-- START OF MATERIAL FOR THIS TASK --
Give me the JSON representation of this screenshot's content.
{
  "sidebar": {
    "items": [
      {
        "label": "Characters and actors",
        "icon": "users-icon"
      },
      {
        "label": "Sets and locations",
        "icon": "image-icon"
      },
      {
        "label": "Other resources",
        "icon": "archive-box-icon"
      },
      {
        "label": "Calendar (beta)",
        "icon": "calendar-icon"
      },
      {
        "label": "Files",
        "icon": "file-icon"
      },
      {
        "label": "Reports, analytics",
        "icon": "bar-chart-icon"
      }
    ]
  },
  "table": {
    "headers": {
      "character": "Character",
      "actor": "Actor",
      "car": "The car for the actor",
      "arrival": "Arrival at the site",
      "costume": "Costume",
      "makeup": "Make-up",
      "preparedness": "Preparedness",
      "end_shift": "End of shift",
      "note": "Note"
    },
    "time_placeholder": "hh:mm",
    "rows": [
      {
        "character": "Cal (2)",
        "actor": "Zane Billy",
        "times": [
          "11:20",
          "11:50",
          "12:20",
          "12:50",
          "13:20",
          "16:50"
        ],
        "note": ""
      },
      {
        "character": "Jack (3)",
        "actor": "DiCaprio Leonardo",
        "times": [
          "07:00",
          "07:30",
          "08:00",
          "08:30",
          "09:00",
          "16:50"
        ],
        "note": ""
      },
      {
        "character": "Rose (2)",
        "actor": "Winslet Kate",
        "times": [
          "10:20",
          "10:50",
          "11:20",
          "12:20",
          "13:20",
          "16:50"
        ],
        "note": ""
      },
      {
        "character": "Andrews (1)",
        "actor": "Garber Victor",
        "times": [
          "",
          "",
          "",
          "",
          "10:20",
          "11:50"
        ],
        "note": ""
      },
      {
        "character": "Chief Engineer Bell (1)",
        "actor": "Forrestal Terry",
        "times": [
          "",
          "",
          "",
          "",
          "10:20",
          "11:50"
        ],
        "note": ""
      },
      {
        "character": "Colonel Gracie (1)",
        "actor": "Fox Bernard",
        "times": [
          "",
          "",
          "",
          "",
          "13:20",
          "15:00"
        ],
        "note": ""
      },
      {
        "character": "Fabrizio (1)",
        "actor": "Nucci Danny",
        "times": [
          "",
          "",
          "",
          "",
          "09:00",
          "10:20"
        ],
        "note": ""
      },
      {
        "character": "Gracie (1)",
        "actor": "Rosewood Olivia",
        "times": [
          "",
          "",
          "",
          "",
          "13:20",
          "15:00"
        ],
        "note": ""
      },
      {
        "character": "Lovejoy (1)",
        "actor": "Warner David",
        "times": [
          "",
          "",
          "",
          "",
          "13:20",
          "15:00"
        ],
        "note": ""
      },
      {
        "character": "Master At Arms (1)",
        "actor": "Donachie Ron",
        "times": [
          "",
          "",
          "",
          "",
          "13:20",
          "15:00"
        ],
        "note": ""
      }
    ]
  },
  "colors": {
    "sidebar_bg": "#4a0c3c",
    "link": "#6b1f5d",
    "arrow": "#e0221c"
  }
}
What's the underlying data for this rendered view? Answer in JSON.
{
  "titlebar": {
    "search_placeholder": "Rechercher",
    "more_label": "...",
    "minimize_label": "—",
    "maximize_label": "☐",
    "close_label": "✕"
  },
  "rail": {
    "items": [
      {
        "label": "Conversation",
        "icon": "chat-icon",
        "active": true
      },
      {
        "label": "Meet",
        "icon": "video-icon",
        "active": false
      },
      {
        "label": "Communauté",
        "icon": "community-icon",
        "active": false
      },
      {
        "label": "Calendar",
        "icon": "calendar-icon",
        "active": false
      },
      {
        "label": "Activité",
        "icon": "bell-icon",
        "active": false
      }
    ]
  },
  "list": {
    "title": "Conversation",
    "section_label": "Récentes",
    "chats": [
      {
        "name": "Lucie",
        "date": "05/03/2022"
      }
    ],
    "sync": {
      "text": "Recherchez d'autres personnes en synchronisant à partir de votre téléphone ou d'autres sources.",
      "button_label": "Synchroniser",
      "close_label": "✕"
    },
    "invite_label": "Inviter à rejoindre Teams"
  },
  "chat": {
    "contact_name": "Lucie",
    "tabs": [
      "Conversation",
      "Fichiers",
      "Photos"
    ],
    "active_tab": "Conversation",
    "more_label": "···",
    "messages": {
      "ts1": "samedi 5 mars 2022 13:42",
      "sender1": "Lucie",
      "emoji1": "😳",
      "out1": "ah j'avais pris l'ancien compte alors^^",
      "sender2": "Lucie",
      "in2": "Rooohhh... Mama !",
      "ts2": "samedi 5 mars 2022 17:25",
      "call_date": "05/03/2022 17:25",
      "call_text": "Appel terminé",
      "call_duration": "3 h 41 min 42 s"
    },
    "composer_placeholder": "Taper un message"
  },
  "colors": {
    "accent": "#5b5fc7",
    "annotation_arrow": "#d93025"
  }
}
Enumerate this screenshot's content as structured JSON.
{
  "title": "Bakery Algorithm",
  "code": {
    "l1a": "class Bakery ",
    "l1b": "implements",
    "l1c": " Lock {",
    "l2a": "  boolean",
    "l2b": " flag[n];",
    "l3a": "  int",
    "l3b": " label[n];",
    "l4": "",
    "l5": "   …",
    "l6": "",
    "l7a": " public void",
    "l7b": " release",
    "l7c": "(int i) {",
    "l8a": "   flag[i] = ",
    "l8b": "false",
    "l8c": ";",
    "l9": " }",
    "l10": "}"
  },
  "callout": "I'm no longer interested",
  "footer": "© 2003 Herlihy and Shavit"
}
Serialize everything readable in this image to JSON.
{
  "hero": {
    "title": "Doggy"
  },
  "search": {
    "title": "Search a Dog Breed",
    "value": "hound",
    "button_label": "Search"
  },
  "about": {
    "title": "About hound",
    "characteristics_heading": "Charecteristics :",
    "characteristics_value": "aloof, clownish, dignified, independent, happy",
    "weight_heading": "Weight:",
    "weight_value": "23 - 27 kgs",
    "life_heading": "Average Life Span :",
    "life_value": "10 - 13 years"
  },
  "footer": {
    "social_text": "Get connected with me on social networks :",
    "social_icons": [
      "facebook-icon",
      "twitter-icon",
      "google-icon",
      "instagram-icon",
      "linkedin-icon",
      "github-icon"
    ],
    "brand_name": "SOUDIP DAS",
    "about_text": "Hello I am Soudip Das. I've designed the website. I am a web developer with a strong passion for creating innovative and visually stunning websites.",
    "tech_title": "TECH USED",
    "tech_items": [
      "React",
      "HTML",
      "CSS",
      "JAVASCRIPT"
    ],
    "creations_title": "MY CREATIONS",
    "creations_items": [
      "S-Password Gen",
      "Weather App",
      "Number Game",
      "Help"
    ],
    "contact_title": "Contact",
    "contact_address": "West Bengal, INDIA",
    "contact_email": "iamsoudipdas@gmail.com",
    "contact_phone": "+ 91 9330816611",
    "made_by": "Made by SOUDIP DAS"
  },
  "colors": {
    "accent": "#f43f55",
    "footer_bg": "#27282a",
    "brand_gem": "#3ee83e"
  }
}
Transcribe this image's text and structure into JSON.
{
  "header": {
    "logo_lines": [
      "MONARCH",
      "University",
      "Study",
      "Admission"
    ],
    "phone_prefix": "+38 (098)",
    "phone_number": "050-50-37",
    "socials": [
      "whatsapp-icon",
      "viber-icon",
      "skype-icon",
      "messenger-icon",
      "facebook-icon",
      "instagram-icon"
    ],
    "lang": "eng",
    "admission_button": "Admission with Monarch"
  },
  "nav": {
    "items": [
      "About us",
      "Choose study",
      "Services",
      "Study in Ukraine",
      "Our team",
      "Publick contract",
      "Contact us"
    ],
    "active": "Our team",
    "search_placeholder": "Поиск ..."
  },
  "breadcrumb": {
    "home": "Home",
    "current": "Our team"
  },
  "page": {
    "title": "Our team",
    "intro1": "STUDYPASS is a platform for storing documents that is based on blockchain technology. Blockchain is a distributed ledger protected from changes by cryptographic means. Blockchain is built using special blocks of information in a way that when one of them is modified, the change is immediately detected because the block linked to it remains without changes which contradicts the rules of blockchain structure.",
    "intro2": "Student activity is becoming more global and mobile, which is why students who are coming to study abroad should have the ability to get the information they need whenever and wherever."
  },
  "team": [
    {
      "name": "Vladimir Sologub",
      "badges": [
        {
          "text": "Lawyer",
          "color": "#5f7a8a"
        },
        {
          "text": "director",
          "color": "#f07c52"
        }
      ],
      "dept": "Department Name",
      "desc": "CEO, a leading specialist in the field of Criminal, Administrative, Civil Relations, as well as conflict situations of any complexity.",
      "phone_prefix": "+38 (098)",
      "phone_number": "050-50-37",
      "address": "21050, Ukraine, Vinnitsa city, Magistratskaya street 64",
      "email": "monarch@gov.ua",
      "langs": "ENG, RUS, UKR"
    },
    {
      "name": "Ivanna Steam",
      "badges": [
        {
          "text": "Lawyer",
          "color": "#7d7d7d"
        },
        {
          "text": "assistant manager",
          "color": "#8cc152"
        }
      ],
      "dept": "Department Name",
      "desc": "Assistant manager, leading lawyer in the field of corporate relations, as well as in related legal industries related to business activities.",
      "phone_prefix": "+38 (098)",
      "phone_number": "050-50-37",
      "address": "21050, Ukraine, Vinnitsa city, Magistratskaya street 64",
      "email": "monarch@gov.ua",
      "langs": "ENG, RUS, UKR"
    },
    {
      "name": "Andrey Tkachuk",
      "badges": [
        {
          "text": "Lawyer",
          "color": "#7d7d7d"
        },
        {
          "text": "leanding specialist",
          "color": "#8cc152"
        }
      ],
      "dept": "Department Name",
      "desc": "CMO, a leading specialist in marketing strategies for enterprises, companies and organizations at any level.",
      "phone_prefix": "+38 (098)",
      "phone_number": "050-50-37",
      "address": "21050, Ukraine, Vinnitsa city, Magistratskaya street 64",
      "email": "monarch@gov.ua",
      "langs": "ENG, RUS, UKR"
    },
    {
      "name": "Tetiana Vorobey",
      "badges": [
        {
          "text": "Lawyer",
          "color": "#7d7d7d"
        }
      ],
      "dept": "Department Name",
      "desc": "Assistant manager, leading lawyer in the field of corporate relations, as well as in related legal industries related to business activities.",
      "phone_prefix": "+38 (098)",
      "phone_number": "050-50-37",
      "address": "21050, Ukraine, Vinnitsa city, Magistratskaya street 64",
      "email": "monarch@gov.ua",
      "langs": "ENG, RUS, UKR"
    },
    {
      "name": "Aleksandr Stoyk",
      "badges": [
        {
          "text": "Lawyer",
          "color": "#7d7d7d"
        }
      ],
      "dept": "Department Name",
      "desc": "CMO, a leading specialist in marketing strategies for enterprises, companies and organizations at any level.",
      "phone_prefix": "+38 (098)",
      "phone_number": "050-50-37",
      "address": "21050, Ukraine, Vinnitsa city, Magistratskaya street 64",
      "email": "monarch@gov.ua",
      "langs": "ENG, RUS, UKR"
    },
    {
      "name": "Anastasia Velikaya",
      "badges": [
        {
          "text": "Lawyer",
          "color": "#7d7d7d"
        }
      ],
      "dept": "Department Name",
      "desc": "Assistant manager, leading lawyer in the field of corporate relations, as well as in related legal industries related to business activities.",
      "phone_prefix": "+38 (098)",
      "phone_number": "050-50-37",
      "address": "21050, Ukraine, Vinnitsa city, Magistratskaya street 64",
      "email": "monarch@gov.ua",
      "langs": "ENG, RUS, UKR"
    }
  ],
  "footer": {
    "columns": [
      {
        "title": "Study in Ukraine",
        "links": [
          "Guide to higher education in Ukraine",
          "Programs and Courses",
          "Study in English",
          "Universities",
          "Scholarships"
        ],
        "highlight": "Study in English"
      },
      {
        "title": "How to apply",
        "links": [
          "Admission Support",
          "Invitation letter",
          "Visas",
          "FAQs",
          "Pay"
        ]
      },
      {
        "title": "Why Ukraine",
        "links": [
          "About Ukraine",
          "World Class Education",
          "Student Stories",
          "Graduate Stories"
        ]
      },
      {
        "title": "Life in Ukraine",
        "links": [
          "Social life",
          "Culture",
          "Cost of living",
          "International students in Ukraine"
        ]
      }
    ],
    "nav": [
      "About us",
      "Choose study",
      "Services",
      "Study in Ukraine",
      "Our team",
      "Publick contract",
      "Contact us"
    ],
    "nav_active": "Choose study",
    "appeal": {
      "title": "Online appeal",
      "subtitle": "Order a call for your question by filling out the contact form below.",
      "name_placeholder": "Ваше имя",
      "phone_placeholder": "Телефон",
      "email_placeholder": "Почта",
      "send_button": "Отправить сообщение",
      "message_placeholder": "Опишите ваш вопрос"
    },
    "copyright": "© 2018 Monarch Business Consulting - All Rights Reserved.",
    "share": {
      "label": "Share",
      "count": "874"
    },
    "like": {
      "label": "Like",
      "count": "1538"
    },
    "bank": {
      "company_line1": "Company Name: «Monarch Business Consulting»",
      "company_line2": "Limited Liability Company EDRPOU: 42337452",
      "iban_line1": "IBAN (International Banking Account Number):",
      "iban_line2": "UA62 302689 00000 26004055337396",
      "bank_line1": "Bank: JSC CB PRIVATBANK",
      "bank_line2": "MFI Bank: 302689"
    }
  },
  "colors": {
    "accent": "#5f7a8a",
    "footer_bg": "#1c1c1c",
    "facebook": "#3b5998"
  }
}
-- END OF MATERIAL FOR THIS TASK --
Only a number is wanted: how many lines contain "Lucie"?

4